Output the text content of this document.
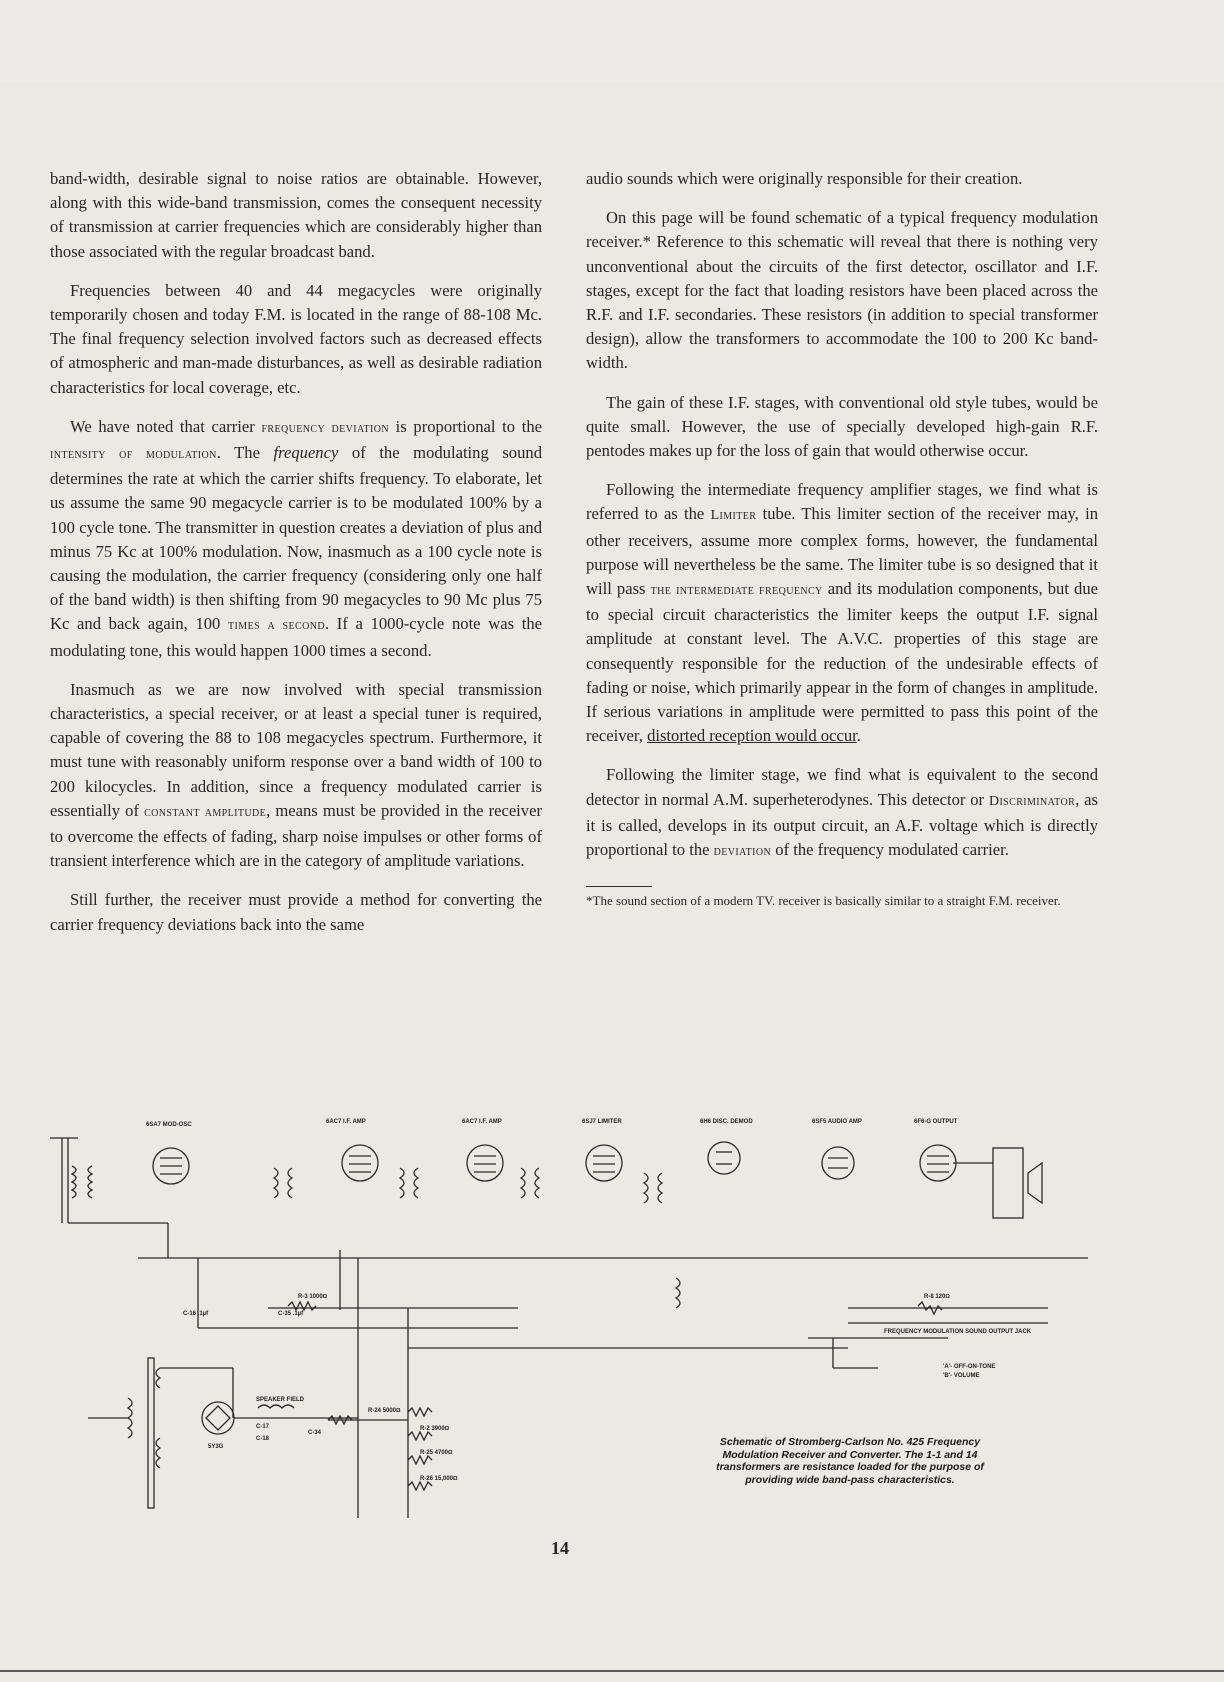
band-width, desirable signal to noise ratios are obtainable. However, along with this wide-band transmission, comes the consequent necessity of transmission at carrier frequencies which are considerably higher than those associated with the regular broadcast band.

Frequencies between 40 and 44 megacycles were originally temporarily chosen and today F.M. is located in the range of 88-108 Mc. The final frequency selection involved factors such as decreased effects of atmospheric and man-made disturbances, as well as desirable radiation characteristics for local coverage, etc.

We have noted that carrier frequency deviation is proportional to the intensity of modulation. The frequency of the modulating sound determines the rate at which the carrier shifts frequency. To elaborate, let us assume the same 90 megacycle carrier is to be modulated 100% by a 100 cycle tone. The transmitter in question creates a deviation of plus and minus 75 Kc at 100% modulation. Now, inasmuch as a 100 cycle note is causing the modulation, the carrier frequency (considering only one half of the band width) is then shifting from 90 megacycles to 90 Mc plus 75 Kc and back again, 100 times a second. If a 1000-cycle note was the modulating tone, this would happen 1000 times a second.

Inasmuch as we are now involved with special transmission characteristics, a special receiver, or at least a special tuner is required, capable of covering the 88 to 108 megacycles spectrum. Furthermore, it must tune with reasonably uniform response over a band width of 100 to 200 kilocycles. In addition, since a frequency modulated carrier is essentially of constant amplitude, means must be provided in the receiver to overcome the effects of fading, sharp noise impulses or other forms of transient interference which are in the category of amplitude variations.

Still further, the receiver must provide a method for converting the carrier frequency deviations back into the same

audio sounds which were originally responsible for their creation.

On this page will be found schematic of a typical frequency modulation receiver.* Reference to this schematic will reveal that there is nothing very unconventional about the circuits of the first detector, oscillator and I.F. stages, except for the fact that loading resistors have been placed across the R.F. and I.F. secondaries. These resistors (in addition to special transformer design), allow the transformers to accommodate the 100 to 200 Kc band-width.

The gain of these I.F. stages, with conventional old style tubes, would be quite small. However, the use of specially developed high-gain R.F. pentodes makes up for the loss of gain that would otherwise occur.

Following the intermediate frequency amplifier stages, we find what is referred to as the Limiter tube. This limiter section of the receiver may, in other receivers, assume more complex forms, however, the fundamental purpose will nevertheless be the same. The limiter tube is so designed that it will pass the intermediate frequency and its modulation components, but due to special circuit characteristics the limiter keeps the output I.F. signal amplitude at constant level. The A.V.C. properties of this stage are consequently responsible for the reduction of the undesirable effects of fading or noise, which primarily appear in the form of changes in amplitude. If serious variations in amplitude were permitted to pass this point of the receiver, distorted reception would occur.

Following the limiter stage, we find what is equivalent to the second detector in normal A.M. superheterodynes. This detector or Discriminator, as it is called, develops in its output circuit, an A.F. voltage which is directly proportional to the deviation of the frequency modulated carrier.

*The sound section of a modern TV. receiver is basically similar to a straight F.M. receiver.

6SA7 MOD-OSC	6AC7 I.F. AMP	6AC7 I.F. AMP	6SJ7 LIMITER	6H6 DISC. DEMOD	6SF5 AUDIO AMP	6F6-G OUTPUT
FREQUENCY MODULATION SOUND OUTPUT JACK
'A'- OFF-ON-TONE
'B'- VOLUME
SPEAKER FIELD
R-3 1000Ω	R-8 120Ω
C-16 .1µf	C-35 .1µf
R-24 5000Ω
R-2 3900Ω
R-25 4700Ω
R-26 15,000Ω
C-17
C-18
C-34
5Y3G	Schematic of Stromberg-Carlson No. 425 Frequency Modulation Receiver and Converter. The 1-1 and 14 transformers are resistance loaded for the purpose of providing wide band-pass characteristics.
14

■ Aim of the task
Select every line above that contains the word "pass", and copy it.

■ Full answer
Following the intermediate frequency amplifier stages, we find what is referred to as the Limiter tube. This limiter section of the receiver may, in other receivers, assume more complex forms, however, the fundamental purpose will nevertheless be the same. The limiter tube is so designed that it will pass the intermediate frequency and its modulation components, but due to special circuit characteristics the limiter keeps the output I.F. signal amplitude at constant level. The A.V.C. properties of this stage are consequently responsible for the reduction of the undesirable effects of fading or noise, which primarily appear in the form of changes in amplitude. If serious variations in amplitude were permitted to pass this point of the receiver, distorted reception would occur.
5Y3G	Schematic of Stromberg-Carlson No. 425 Frequency Modulation Receiver and Converter. The 1-1 and 14 transformers are resistance loaded for the purpose of providing wide band-pass characteristics.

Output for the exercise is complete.